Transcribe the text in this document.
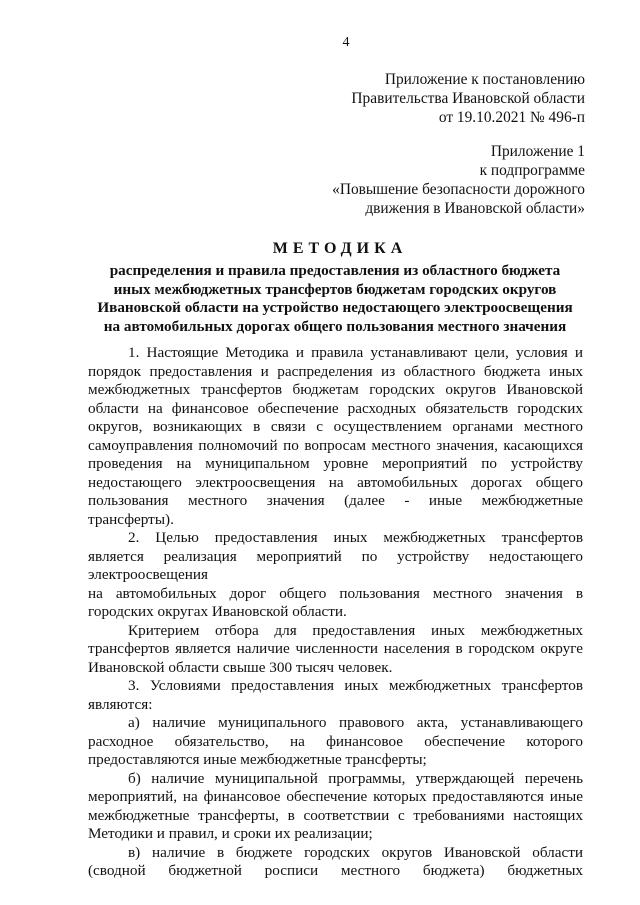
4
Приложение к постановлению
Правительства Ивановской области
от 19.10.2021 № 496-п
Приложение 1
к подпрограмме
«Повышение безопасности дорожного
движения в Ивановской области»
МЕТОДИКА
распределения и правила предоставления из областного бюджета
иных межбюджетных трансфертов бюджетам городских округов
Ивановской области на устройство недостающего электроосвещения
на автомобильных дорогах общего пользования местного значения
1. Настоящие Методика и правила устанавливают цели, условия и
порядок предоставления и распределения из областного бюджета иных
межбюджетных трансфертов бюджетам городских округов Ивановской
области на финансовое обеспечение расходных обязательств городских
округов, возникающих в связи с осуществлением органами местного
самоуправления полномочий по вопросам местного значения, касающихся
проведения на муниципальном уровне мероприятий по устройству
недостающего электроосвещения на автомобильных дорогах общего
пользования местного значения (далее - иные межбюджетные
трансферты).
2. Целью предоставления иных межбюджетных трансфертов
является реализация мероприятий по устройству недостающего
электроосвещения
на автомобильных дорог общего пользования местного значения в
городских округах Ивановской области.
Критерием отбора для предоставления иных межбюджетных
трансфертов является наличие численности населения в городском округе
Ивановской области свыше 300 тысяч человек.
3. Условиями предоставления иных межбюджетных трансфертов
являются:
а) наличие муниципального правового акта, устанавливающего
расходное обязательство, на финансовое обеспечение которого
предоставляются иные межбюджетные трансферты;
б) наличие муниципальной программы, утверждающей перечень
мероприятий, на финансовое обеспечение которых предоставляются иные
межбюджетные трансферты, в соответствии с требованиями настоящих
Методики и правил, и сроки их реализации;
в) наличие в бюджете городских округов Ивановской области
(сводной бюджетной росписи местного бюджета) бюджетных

--

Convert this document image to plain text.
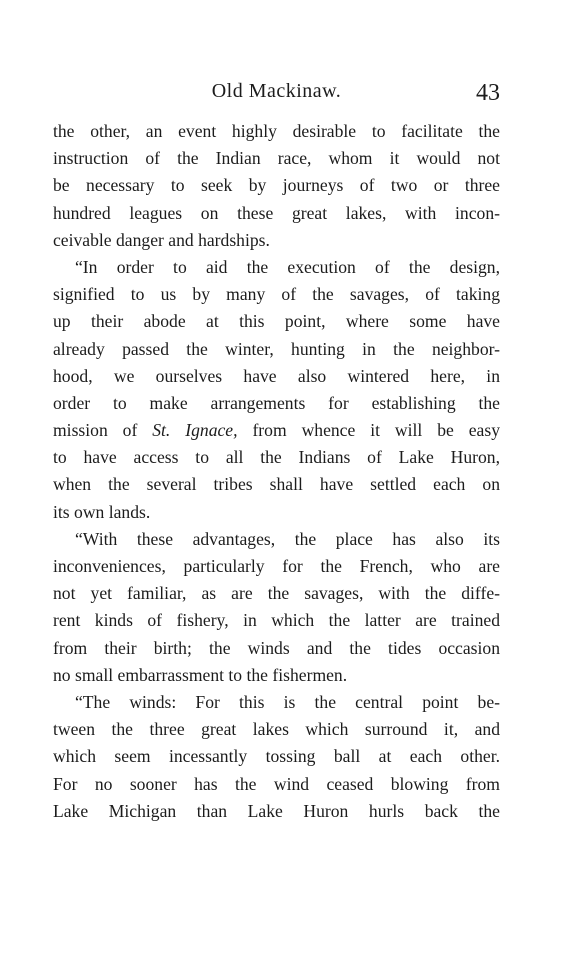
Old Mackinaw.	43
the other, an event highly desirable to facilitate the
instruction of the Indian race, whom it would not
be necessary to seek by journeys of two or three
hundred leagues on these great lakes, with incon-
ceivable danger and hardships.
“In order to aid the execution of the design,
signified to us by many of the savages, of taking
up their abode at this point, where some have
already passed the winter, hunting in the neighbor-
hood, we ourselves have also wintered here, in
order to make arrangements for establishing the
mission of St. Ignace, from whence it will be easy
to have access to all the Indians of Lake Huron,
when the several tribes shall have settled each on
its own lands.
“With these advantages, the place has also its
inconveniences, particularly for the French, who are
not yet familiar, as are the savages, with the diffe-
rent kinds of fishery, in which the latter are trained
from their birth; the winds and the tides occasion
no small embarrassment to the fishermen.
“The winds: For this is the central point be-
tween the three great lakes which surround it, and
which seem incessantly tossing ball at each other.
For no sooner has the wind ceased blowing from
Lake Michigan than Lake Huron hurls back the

Exercise directions:
Filter out all lines lacking the word "недостающего" and copy the rest.

Exercise output:
Ивановской области на устройство недостающего электроосвещения
недостающего электроосвещения на автомобильных дорогах общего
является реализация мероприятий по устройству недостающего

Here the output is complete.